* [DO THIS]:
Write out all of the data exactly as it appears.

* [RECORDS]:

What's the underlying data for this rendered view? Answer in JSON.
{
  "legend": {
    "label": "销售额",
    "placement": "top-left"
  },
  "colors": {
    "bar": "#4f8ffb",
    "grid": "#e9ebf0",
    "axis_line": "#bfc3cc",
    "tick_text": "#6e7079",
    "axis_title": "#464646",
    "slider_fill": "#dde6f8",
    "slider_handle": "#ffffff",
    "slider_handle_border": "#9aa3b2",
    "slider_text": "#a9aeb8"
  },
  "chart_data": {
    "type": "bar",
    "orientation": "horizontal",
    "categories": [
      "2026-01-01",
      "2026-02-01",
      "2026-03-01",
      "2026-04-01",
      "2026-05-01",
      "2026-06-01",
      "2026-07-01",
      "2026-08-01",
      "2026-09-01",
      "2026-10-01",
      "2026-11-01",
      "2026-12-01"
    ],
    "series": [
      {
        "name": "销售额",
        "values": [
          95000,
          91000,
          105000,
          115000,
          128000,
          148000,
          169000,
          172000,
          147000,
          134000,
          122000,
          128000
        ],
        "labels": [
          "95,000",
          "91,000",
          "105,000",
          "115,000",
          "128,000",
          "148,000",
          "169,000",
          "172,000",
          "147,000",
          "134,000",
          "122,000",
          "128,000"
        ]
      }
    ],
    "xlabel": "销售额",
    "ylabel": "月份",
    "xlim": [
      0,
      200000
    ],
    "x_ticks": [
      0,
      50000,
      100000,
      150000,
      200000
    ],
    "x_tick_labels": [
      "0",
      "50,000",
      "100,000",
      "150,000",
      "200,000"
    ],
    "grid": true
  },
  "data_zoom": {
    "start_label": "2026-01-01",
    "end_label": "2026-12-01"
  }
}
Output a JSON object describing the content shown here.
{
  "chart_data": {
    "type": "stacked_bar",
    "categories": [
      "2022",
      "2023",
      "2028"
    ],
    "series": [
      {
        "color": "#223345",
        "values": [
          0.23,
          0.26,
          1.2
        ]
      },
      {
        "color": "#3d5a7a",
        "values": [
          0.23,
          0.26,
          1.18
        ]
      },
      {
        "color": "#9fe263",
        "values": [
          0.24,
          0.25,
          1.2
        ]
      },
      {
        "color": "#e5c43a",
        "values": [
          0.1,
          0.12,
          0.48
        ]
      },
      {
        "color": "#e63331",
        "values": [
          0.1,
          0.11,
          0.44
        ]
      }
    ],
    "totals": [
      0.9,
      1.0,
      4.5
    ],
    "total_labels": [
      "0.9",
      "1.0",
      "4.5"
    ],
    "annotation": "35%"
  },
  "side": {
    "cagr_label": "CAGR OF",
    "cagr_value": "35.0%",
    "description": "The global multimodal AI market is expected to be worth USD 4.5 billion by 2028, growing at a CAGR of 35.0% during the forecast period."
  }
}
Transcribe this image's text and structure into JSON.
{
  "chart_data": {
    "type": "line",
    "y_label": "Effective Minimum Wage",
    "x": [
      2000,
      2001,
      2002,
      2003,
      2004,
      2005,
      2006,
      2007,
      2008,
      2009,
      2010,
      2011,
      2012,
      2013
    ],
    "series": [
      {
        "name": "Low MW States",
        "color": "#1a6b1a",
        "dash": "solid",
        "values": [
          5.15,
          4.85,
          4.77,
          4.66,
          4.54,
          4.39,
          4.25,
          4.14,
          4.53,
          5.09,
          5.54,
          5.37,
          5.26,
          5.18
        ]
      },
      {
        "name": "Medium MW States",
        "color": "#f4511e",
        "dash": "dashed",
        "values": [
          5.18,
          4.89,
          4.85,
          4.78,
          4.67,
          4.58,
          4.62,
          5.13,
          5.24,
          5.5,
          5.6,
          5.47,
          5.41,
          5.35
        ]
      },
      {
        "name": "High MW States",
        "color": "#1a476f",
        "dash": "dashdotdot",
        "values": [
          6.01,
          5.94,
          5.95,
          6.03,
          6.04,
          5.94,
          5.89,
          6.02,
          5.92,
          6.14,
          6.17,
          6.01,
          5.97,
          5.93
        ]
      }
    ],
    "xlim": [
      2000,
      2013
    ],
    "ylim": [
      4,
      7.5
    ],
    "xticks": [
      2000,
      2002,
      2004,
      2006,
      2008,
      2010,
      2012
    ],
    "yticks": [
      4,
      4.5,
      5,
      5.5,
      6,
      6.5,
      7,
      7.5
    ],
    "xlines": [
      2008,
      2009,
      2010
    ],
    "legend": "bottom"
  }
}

* [THE SOLUTION]:
What's the underlying data for this rendered view? Answer in JSON.
{
  "legend": {
    "label": "销售额",
    "placement": "top-left"
  },
  "colors": {
    "bar": "#4f8ffb",
    "grid": "#e9ebf0",
    "axis_line": "#bfc3cc",
    "tick_text": "#6e7079",
    "axis_title": "#464646",
    "slider_fill": "#dde6f8",
    "slider_handle": "#ffffff",
    "slider_handle_border": "#9aa3b2",
    "slider_text": "#a9aeb8"
  },
  "chart_data": {
    "type": "bar",
    "orientation": "horizontal",
    "categories": [
      "2026-01-01",
      "2026-02-01",
      "2026-03-01",
      "2026-04-01",
      "2026-05-01",
      "2026-06-01",
      "2026-07-01",
      "2026-08-01",
      "2026-09-01",
      "2026-10-01",
      "2026-11-01",
      "2026-12-01"
    ],
    "series": [
      {
        "name": "销售额",
        "values": [
          95000,
          91000,
          105000,
          115000,
          128000,
          148000,
          169000,
          172000,
          147000,
          134000,
          122000,
          128000
        ],
        "labels": [
          "95,000",
          "91,000",
          "105,000",
          "115,000",
          "128,000",
          "148,000",
          "169,000",
          "172,000",
          "147,000",
          "134,000",
          "122,000",
          "128,000"
        ]
      }
    ],
    "xlabel": "销售额",
    "ylabel": "月份",
    "xlim": [
      0,
      200000
    ],
    "x_ticks": [
      0,
      50000,
      100000,
      150000,
      200000
    ],
    "x_tick_labels": [
      "0",
      "50,000",
      "100,000",
      "150,000",
      "200,000"
    ],
    "grid": true
  },
  "data_zoom": {
    "start_label": "2026-01-01",
    "end_label": "2026-12-01"
  }
}
Output a JSON object describing the content shown here.
{
  "chart_data": {
    "type": "stacked_bar",
    "categories": [
      "2022",
      "2023",
      "2028"
    ],
    "series": [
      {
        "color": "#223345",
        "values": [
          0.23,
          0.26,
          1.2
        ]
      },
      {
        "color": "#3d5a7a",
        "values": [
          0.23,
          0.26,
          1.18
        ]
      },
      {
        "color": "#9fe263",
        "values": [
          0.24,
          0.25,
          1.2
        ]
      },
      {
        "color": "#e5c43a",
        "values": [
          0.1,
          0.12,
          0.48
        ]
      },
      {
        "color": "#e63331",
        "values": [
          0.1,
          0.11,
          0.44
        ]
      }
    ],
    "totals": [
      0.9,
      1.0,
      4.5
    ],
    "total_labels": [
      "0.9",
      "1.0",
      "4.5"
    ],
    "annotation": "35%"
  },
  "side": {
    "cagr_label": "CAGR OF",
    "cagr_value": "35.0%",
    "description": "The global multimodal AI market is expected to be worth USD 4.5 billion by 2028, growing at a CAGR of 35.0% during the forecast period."
  }
}
Transcribe this image's text and structure into JSON.
{
  "chart_data": {
    "type": "line",
    "y_label": "Effective Minimum Wage",
    "x": [
      2000,
      2001,
      2002,
      2003,
      2004,
      2005,
      2006,
      2007,
      2008,
      2009,
      2010,
      2011,
      2012,
      2013
    ],
    "series": [
      {
        "name": "Low MW States",
        "color": "#1a6b1a",
        "dash": "solid",
        "values": [
          5.15,
          4.85,
          4.77,
          4.66,
          4.54,
          4.39,
          4.25,
          4.14,
          4.53,
          5.09,
          5.54,
          5.37,
          5.26,
          5.18
        ]
      },
      {
        "name": "Medium MW States",
        "color": "#f4511e",
        "dash": "dashed",
        "values": [
          5.18,
          4.89,
          4.85,
          4.78,
          4.67,
          4.58,
          4.62,
          5.13,
          5.24,
          5.5,
          5.6,
          5.47,
          5.41,
          5.35
        ]
      },
      {
        "name": "High MW States",
        "color": "#1a476f",
        "dash": "dashdotdot",
        "values": [
          6.01,
          5.94,
          5.95,
          6.03,
          6.04,
          5.94,
          5.89,
          6.02,
          5.92,
          6.14,
          6.17,
          6.01,
          5.97,
          5.93
        ]
      }
    ],
    "xlim": [
      2000,
      2013
    ],
    "ylim": [
      4,
      7.5
    ],
    "xticks": [
      2000,
      2002,
      2004,
      2006,
      2008,
      2010,
      2012
    ],
    "yticks": [
      4,
      4.5,
      5,
      5.5,
      6,
      6.5,
      7,
      7.5
    ],
    "xlines": [
      2008,
      2009,
      2010
    ],
    "legend": "bottom"
  }
}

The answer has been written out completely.